• Your objective: Give the listing again character for character, but drop the images.

• Excerpted data:
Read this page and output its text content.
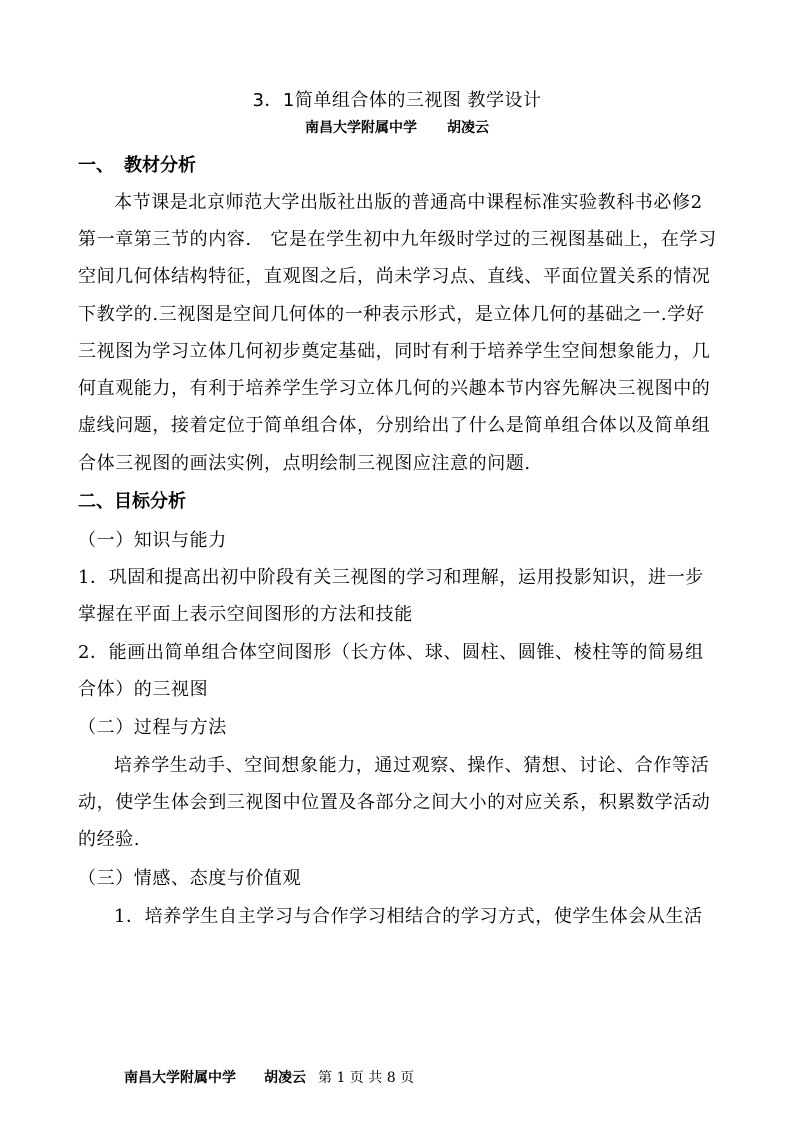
3．1简单组合体的三视图 教学设计

南昌大学附属中学 胡凌云

一、 教材分析

本节课是北京师范大学出版社出版的普通高中课程标准实验教科书必修2

第一章第三节的内容.　它是在学生初中九年级时学过的三视图基础上，在学习

空间几何体结构特征，直观图之后，尚未学习点、直线、平面位置关系的情况

下教学的.三视图是空间几何体的一种表示形式，是立体几何的基础之一.学好

三视图为学习立体几何初步奠定基础，同时有利于培养学生空间想象能力，几

何直观能力，有利于培养学生学习立体几何的兴趣本节内容先解决三视图中的

虚线问题，接着定位于简单组合体，分别给出了什么是简单组合体以及简单组

合体三视图的画法实例，点明绘制三视图应注意的问题.

二、目标分析

（一）知识与能力

1．巩固和提高出初中阶段有关三视图的学习和理解，运用投影知识，进一步

掌握在平面上表示空间图形的方法和技能

2．能画出简单组合体空间图形（长方体、球、圆柱、圆锥、棱柱等的简易组

合体）的三视图

（二）过程与方法

培养学生动手、空间想象能力，通过观察、操作、猜想、讨论、合作等活

动，使学生体会到三视图中位置及各部分之间大小的对应关系，积累数学活动

的经验.

（三）情感、态度与价值观

1．培养学生自主学习与合作学习相结合的学习方式，使学生体会从生活

南昌大学附属中学 胡凌云 第 1 页 共 8 页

• Response:
Read this page and output its text content.
3．1简单组合体的三视图 教学设计

南昌大学附属中学 胡凌云

一、 教材分析

本节课是北京师范大学出版社出版的普通高中课程标准实验教科书必修2

第一章第三节的内容.　它是在学生初中九年级时学过的三视图基础上，在学习

空间几何体结构特征，直观图之后，尚未学习点、直线、平面位置关系的情况

下教学的.三视图是空间几何体的一种表示形式，是立体几何的基础之一.学好

三视图为学习立体几何初步奠定基础，同时有利于培养学生空间想象能力，几

何直观能力，有利于培养学生学习立体几何的兴趣本节内容先解决三视图中的

虚线问题，接着定位于简单组合体，分别给出了什么是简单组合体以及简单组

合体三视图的画法实例，点明绘制三视图应注意的问题.

二、目标分析

（一）知识与能力

1．巩固和提高出初中阶段有关三视图的学习和理解，运用投影知识，进一步

掌握在平面上表示空间图形的方法和技能

2．能画出简单组合体空间图形（长方体、球、圆柱、圆锥、棱柱等的简易组

合体）的三视图

（二）过程与方法

培养学生动手、空间想象能力，通过观察、操作、猜想、讨论、合作等活

动，使学生体会到三视图中位置及各部分之间大小的对应关系，积累数学活动

的经验.

（三）情感、态度与价值观

1．培养学生自主学习与合作学习相结合的学习方式，使学生体会从生活

南昌大学附属中学 胡凌云 第 1 页 共 8 页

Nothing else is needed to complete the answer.